Written request
Select all lines holding the word "witnessed" from the entries that follow.

Dataset items
= = = = =

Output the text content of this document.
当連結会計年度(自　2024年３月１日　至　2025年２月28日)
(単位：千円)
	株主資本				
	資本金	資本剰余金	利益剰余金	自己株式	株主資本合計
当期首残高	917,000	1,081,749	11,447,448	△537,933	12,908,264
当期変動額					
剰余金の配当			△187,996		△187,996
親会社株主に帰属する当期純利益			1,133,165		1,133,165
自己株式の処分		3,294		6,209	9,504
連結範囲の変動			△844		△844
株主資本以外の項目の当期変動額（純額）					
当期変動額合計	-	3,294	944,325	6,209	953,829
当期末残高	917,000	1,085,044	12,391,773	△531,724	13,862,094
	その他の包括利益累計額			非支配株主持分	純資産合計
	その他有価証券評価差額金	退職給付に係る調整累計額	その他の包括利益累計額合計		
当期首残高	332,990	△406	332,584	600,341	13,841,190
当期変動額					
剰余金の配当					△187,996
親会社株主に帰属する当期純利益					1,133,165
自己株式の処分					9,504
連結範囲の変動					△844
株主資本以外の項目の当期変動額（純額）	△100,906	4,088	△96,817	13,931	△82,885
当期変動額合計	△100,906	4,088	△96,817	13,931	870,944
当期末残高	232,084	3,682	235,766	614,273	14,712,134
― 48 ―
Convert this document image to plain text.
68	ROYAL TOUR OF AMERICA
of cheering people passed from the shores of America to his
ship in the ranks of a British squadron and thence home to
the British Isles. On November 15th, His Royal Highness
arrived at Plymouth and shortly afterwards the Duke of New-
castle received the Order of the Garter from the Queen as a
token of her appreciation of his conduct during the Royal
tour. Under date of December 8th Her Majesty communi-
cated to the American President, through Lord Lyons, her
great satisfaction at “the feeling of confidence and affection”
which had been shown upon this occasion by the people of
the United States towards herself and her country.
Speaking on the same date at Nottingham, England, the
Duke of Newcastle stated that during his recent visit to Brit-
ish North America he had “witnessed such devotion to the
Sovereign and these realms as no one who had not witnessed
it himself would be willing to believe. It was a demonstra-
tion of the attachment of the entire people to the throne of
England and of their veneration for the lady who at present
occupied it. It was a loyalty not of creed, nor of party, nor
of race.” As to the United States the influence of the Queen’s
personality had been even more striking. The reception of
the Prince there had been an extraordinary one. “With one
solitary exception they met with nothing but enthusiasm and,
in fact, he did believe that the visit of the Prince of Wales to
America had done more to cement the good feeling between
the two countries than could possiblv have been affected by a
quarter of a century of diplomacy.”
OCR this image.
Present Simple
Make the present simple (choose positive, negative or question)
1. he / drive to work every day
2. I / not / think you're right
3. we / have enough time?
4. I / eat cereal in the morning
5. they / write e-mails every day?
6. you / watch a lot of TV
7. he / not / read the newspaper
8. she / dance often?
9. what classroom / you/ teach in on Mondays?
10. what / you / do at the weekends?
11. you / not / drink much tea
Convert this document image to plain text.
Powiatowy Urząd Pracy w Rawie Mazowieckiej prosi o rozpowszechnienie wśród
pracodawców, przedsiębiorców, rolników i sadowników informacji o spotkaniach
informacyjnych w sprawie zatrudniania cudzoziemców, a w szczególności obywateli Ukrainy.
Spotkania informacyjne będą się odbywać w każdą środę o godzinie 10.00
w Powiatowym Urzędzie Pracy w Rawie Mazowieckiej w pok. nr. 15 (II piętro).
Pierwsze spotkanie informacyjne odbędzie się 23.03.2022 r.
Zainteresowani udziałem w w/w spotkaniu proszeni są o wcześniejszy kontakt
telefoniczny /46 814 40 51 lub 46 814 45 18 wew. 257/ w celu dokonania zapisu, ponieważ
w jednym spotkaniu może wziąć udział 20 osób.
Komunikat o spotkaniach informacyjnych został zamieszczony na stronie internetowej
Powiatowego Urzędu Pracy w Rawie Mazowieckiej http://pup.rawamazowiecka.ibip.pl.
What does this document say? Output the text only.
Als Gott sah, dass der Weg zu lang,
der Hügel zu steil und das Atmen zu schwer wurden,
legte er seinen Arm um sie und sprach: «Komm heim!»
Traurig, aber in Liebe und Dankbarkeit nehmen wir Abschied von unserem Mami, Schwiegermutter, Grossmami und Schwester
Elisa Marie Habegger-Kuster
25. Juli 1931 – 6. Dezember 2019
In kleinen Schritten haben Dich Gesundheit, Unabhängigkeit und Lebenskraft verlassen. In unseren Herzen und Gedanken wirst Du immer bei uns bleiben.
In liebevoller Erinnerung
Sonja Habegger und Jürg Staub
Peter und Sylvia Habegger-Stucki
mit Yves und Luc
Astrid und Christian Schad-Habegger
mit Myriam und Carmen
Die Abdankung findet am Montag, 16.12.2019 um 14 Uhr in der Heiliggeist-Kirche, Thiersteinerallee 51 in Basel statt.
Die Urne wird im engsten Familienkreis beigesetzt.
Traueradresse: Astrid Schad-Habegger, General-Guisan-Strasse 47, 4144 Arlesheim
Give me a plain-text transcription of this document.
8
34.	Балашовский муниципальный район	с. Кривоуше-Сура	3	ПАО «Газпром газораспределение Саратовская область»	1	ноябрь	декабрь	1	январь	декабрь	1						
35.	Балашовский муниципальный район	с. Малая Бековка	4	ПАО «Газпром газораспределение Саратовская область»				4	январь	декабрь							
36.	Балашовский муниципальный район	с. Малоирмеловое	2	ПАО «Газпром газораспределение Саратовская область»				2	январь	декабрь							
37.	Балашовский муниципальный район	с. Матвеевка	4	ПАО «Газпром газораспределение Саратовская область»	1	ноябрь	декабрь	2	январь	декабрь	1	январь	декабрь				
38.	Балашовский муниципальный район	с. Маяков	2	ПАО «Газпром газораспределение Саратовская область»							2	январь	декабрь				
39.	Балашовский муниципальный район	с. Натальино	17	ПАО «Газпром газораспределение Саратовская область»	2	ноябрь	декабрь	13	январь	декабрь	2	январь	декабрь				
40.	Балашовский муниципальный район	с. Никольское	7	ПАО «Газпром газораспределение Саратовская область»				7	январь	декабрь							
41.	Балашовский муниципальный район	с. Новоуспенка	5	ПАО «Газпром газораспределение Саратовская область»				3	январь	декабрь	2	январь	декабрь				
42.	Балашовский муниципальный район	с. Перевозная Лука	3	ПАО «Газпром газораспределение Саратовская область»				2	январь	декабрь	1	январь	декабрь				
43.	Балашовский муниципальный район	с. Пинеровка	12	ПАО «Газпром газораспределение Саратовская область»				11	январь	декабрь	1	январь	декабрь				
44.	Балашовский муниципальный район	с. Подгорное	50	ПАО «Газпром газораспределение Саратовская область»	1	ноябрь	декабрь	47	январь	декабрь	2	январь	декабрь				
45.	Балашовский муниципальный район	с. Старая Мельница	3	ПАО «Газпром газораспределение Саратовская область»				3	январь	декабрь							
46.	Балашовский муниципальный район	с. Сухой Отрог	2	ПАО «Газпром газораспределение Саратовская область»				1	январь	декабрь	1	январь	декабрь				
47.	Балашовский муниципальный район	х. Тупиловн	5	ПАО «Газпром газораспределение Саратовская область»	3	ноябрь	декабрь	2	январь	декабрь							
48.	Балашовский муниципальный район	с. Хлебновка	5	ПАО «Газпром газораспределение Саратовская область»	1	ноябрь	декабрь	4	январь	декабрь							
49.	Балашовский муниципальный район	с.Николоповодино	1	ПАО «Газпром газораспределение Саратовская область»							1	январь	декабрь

= = = = =

Response to this task
ish North America he had “witnessed such devotion to the
Sovereign and these realms as no one who had not witnessed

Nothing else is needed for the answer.